⟨

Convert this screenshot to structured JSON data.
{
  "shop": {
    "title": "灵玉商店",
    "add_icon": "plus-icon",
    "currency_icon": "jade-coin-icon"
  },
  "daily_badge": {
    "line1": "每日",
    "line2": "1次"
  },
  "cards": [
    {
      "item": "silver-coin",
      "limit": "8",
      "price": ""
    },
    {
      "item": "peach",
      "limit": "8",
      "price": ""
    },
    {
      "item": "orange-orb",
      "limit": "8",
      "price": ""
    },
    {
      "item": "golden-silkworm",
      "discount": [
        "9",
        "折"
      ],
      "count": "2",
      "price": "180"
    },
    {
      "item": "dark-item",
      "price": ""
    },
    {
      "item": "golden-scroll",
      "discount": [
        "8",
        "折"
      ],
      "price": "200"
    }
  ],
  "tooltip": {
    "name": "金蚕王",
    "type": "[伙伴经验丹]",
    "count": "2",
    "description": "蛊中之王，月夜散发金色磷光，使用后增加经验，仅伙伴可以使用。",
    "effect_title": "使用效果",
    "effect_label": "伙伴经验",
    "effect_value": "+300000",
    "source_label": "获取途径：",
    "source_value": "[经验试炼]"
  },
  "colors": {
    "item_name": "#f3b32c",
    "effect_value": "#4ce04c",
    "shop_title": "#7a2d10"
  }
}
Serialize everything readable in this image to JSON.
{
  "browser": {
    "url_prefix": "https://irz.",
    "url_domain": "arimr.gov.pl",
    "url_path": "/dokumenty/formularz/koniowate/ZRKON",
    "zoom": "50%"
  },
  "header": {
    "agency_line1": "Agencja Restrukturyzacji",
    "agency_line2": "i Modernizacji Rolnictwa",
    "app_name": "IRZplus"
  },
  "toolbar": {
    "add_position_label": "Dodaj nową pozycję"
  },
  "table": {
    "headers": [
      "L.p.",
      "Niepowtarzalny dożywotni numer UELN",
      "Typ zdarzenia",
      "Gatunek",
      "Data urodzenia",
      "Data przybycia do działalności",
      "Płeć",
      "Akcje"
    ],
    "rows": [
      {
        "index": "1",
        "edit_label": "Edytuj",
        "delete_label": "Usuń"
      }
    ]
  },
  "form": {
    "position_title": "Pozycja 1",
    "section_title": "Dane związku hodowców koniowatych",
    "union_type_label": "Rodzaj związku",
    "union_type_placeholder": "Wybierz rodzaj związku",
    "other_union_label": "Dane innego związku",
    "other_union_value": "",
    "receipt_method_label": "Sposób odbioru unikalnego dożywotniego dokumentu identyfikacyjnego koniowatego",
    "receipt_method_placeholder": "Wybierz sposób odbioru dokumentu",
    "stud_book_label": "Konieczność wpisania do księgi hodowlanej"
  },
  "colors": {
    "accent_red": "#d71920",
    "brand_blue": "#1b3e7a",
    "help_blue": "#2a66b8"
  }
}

⟩

• _Task instructions_:
Starting with the line that contains "Serialize everything readable", repeat each line through the last one exactly as it appears. Include both ends and nothing more.

• _Task output_:
Serialize everything readable in this image to JSON.
{
  "browser": {
    "url_prefix": "https://irz.",
    "url_domain": "arimr.gov.pl",
    "url_path": "/dokumenty/formularz/koniowate/ZRKON",
    "zoom": "50%"
  },
  "header": {
    "agency_line1": "Agencja Restrukturyzacji",
    "agency_line2": "i Modernizacji Rolnictwa",
    "app_name": "IRZplus"
  },
  "toolbar": {
    "add_position_label": "Dodaj nową pozycję"
  },
  "table": {
    "headers": [
      "L.p.",
      "Niepowtarzalny dożywotni numer UELN",
      "Typ zdarzenia",
      "Gatunek",
      "Data urodzenia",
      "Data przybycia do działalności",
      "Płeć",
      "Akcje"
    ],
    "rows": [
      {
        "index": "1",
        "edit_label": "Edytuj",
        "delete_label": "Usuń"
      }
    ]
  },
  "form": {
    "position_title": "Pozycja 1",
    "section_title": "Dane związku hodowców koniowatych",
    "union_type_label": "Rodzaj związku",
    "union_type_placeholder": "Wybierz rodzaj związku",
    "other_union_label": "Dane innego związku",
    "other_union_value": "",
    "receipt_method_label": "Sposób odbioru unikalnego dożywotniego dokumentu identyfikacyjnego koniowatego",
    "receipt_method_placeholder": "Wybierz sposób odbioru dokumentu",
    "stud_book_label": "Konieczność wpisania do księgi hodowlanej"
  },
  "colors": {
    "accent_red": "#d71920",
    "brand_blue": "#1b3e7a",
    "help_blue": "#2a66b8"
  }
}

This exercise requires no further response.